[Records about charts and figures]
+ + +

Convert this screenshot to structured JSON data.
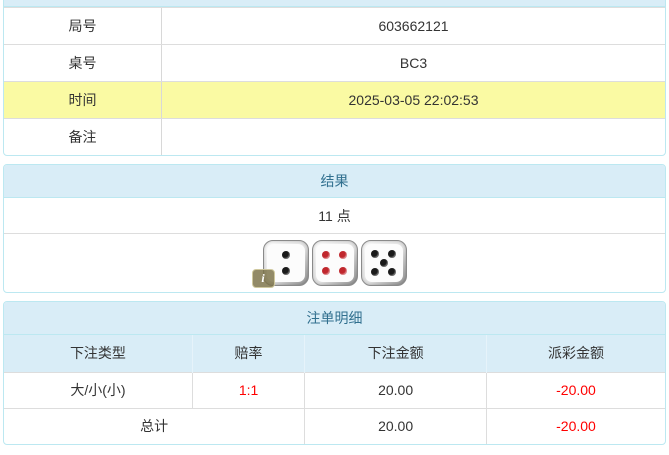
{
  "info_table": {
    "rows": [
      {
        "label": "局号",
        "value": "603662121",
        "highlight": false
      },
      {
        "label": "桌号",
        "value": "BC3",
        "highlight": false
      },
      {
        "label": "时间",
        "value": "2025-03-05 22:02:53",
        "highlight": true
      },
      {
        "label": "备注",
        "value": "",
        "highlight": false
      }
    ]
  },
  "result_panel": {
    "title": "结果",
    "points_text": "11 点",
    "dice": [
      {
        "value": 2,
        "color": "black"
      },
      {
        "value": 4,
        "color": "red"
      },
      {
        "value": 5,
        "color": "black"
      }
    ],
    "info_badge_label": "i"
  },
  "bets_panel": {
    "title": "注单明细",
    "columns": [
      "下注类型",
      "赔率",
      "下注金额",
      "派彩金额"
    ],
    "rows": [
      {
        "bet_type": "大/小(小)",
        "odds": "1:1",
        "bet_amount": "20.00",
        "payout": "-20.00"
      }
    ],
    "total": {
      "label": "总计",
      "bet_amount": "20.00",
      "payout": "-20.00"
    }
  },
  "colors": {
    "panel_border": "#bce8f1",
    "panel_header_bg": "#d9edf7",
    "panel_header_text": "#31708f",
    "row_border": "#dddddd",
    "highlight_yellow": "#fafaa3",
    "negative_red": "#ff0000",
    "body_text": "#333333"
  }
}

+ + +

■ **WHAT THE EXERCISE ASKS**:
All of the data needs repeating exactly, but the pictures do not.

■ **THE COMPLETED TASK**:
Convert this screenshot to structured JSON data.
{
  "info_table": {
    "rows": [
      {
        "label": "局号",
        "value": "603662121",
        "highlight": false
      },
      {
        "label": "桌号",
        "value": "BC3",
        "highlight": false
      },
      {
        "label": "时间",
        "value": "2025-03-05 22:02:53",
        "highlight": true
      },
      {
        "label": "备注",
        "value": "",
        "highlight": false
      }
    ]
  },
  "result_panel": {
    "title": "结果",
    "points_text": "11 点",
    "dice": [
      {
        "value": 2,
        "color": "black"
      },
      {
        "value": 4,
        "color": "red"
      },
      {
        "value": 5,
        "color": "black"
      }
    ],
    "info_badge_label": "i"
  },
  "bets_panel": {
    "title": "注单明细",
    "columns": [
      "下注类型",
      "赔率",
      "下注金额",
      "派彩金额"
    ],
    "rows": [
      {
        "bet_type": "大/小(小)",
        "odds": "1:1",
        "bet_amount": "20.00",
        "payout": "-20.00"
      }
    ],
    "total": {
      "label": "总计",
      "bet_amount": "20.00",
      "payout": "-20.00"
    }
  },
  "colors": {
    "panel_border": "#bce8f1",
    "panel_header_bg": "#d9edf7",
    "panel_header_text": "#31708f",
    "row_border": "#dddddd",
    "highlight_yellow": "#fafaa3",
    "negative_red": "#ff0000",
    "body_text": "#333333"
  }
}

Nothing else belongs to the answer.